═══ Recorded data ═══
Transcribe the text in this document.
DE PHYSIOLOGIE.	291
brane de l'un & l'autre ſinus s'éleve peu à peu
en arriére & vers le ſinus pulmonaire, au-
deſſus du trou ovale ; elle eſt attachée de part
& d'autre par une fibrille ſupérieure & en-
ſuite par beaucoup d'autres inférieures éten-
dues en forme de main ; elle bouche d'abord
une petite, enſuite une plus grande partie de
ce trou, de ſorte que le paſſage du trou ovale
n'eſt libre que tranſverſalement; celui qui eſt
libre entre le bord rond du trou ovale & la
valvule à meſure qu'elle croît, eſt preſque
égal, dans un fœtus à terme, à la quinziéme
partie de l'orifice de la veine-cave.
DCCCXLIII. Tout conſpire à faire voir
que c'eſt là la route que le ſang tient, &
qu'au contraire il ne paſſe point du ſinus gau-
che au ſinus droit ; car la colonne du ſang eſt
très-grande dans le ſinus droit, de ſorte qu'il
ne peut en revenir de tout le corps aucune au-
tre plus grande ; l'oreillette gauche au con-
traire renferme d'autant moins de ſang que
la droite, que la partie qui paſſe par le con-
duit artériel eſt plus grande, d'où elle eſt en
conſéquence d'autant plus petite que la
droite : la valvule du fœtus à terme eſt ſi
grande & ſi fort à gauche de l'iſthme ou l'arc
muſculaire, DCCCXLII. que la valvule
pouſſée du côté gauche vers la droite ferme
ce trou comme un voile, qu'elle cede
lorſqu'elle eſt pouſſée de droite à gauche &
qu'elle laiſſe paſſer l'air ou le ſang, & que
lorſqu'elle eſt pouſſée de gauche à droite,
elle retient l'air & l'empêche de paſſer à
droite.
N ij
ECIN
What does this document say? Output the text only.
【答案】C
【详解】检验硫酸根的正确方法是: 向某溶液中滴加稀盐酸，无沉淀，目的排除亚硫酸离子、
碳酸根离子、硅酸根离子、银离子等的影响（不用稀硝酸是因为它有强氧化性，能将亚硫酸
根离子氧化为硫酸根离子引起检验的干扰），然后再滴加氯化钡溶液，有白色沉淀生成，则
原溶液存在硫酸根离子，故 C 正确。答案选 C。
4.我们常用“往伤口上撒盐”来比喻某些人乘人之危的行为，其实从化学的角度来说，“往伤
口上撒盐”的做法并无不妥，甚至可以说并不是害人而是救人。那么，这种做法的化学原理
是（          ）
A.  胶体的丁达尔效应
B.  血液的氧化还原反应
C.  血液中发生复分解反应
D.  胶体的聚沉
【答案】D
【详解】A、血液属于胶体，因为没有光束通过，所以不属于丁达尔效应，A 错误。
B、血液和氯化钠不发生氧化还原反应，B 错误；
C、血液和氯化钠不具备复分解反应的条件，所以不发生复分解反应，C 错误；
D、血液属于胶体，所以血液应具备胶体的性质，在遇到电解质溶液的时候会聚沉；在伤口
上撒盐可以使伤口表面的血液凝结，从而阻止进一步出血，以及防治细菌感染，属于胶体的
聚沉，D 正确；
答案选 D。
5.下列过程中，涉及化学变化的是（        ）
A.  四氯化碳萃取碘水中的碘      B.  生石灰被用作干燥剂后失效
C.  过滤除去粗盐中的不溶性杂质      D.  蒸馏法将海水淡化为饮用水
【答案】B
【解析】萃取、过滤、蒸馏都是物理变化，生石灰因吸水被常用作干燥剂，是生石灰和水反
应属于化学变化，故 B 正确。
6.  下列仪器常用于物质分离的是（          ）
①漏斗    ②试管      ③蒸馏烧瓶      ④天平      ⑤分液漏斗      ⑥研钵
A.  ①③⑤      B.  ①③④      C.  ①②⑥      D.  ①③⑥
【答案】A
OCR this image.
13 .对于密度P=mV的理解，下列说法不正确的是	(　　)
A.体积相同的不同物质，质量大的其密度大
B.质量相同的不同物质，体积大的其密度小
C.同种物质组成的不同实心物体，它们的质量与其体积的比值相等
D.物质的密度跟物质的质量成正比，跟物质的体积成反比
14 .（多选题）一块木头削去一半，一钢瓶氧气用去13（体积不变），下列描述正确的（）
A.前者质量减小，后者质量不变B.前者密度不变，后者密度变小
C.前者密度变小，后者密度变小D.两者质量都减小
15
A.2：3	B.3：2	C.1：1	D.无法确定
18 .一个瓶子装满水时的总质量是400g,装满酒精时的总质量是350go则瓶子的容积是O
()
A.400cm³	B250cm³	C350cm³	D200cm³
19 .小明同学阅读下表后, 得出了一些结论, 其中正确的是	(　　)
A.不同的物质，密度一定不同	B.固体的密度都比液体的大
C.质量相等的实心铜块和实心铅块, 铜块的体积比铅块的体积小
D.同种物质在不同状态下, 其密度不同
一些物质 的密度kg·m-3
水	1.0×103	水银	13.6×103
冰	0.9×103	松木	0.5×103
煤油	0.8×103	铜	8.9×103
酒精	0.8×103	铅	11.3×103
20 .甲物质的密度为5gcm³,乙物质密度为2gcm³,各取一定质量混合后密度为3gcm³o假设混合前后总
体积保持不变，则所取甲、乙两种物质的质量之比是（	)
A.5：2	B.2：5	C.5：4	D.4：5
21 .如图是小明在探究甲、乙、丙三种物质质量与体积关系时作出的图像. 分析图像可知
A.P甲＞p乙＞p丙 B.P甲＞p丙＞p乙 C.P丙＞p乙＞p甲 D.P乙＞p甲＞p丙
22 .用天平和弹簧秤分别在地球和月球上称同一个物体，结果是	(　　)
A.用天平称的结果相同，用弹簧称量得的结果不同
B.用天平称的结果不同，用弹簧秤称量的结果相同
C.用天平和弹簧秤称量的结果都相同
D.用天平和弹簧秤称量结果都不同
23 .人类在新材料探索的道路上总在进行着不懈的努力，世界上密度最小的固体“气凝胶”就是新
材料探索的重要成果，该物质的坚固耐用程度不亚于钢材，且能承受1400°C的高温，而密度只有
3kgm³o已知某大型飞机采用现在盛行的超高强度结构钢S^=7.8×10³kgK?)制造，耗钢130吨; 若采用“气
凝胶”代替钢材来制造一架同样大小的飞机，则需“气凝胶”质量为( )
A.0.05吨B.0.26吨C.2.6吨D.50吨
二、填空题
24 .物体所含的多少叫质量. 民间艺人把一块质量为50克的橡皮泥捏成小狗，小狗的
═══
**What is required:** Everything from the line containing "What does this" to the last line of the entries above should be quoted exactly, and only that.

**Exercise result:**
What does this document say? Output the text only.
【答案】C
【详解】检验硫酸根的正确方法是: 向某溶液中滴加稀盐酸，无沉淀，目的排除亚硫酸离子、
碳酸根离子、硅酸根离子、银离子等的影响（不用稀硝酸是因为它有强氧化性，能将亚硫酸
根离子氧化为硫酸根离子引起检验的干扰），然后再滴加氯化钡溶液，有白色沉淀生成，则
原溶液存在硫酸根离子，故 C 正确。答案选 C。
4.我们常用“往伤口上撒盐”来比喻某些人乘人之危的行为，其实从化学的角度来说，“往伤
口上撒盐”的做法并无不妥，甚至可以说并不是害人而是救人。那么，这种做法的化学原理
是（          ）
A.  胶体的丁达尔效应
B.  血液的氧化还原反应
C.  血液中发生复分解反应
D.  胶体的聚沉
【答案】D
【详解】A、血液属于胶体，因为没有光束通过，所以不属于丁达尔效应，A 错误。
B、血液和氯化钠不发生氧化还原反应，B 错误；
C、血液和氯化钠不具备复分解反应的条件，所以不发生复分解反应，C 错误；
D、血液属于胶体，所以血液应具备胶体的性质，在遇到电解质溶液的时候会聚沉；在伤口
上撒盐可以使伤口表面的血液凝结，从而阻止进一步出血，以及防治细菌感染，属于胶体的
聚沉，D 正确；
答案选 D。
5.下列过程中，涉及化学变化的是（        ）
A.  四氯化碳萃取碘水中的碘      B.  生石灰被用作干燥剂后失效
C.  过滤除去粗盐中的不溶性杂质      D.  蒸馏法将海水淡化为饮用水
【答案】B
【解析】萃取、过滤、蒸馏都是物理变化，生石灰因吸水被常用作干燥剂，是生石灰和水反
应属于化学变化，故 B 正确。
6.  下列仪器常用于物质分离的是（          ）
①漏斗    ②试管      ③蒸馏烧瓶      ④天平      ⑤分液漏斗      ⑥研钵
A.  ①③⑤      B.  ①③④      C.  ①②⑥      D.  ①③⑥
【答案】A
OCR this image.
13 .对于密度P=mV的理解，下列说法不正确的是	(　　)
A.体积相同的不同物质，质量大的其密度大
B.质量相同的不同物质，体积大的其密度小
C.同种物质组成的不同实心物体，它们的质量与其体积的比值相等
D.物质的密度跟物质的质量成正比，跟物质的体积成反比
14 .（多选题）一块木头削去一半，一钢瓶氧气用去13（体积不变），下列描述正确的（）
A.前者质量减小，后者质量不变B.前者密度不变，后者密度变小
C.前者密度变小，后者密度变小D.两者质量都减小
15
A.2：3	B.3：2	C.1：1	D.无法确定
18 .一个瓶子装满水时的总质量是400g,装满酒精时的总质量是350go则瓶子的容积是O
()
A.400cm³	B250cm³	C350cm³	D200cm³
19 .小明同学阅读下表后, 得出了一些结论, 其中正确的是	(　　)
A.不同的物质，密度一定不同	B.固体的密度都比液体的大
C.质量相等的实心铜块和实心铅块, 铜块的体积比铅块的体积小
D.同种物质在不同状态下, 其密度不同
一些物质 的密度kg·m-3
水	1.0×103	水银	13.6×103
冰	0.9×103	松木	0.5×103
煤油	0.8×103	铜	8.9×103
酒精	0.8×103	铅	11.3×103
20 .甲物质的密度为5gcm³,乙物质密度为2gcm³,各取一定质量混合后密度为3gcm³o假设混合前后总
体积保持不变，则所取甲、乙两种物质的质量之比是（	)
A.5：2	B.2：5	C.5：4	D.4：5
21 .如图是小明在探究甲、乙、丙三种物质质量与体积关系时作出的图像. 分析图像可知
A.P甲＞p乙＞p丙 B.P甲＞p丙＞p乙 C.P丙＞p乙＞p甲 D.P乙＞p甲＞p丙
22 .用天平和弹簧秤分别在地球和月球上称同一个物体，结果是	(　　)
A.用天平称的结果相同，用弹簧称量得的结果不同
B.用天平称的结果不同，用弹簧秤称量的结果相同
C.用天平和弹簧秤称量的结果都相同
D.用天平和弹簧秤称量结果都不同
23 .人类在新材料探索的道路上总在进行着不懈的努力，世界上密度最小的固体“气凝胶”就是新
材料探索的重要成果，该物质的坚固耐用程度不亚于钢材，且能承受1400°C的高温，而密度只有
3kgm³o已知某大型飞机采用现在盛行的超高强度结构钢S^=7.8×10³kgK?)制造，耗钢130吨; 若采用“气
凝胶”代替钢材来制造一架同样大小的飞机，则需“气凝胶”质量为( )
A.0.05吨B.0.26吨C.2.6吨D.50吨
二、填空题
24 .物体所含的多少叫质量. 民间艺人把一块质量为50克的橡皮泥捏成小狗，小狗的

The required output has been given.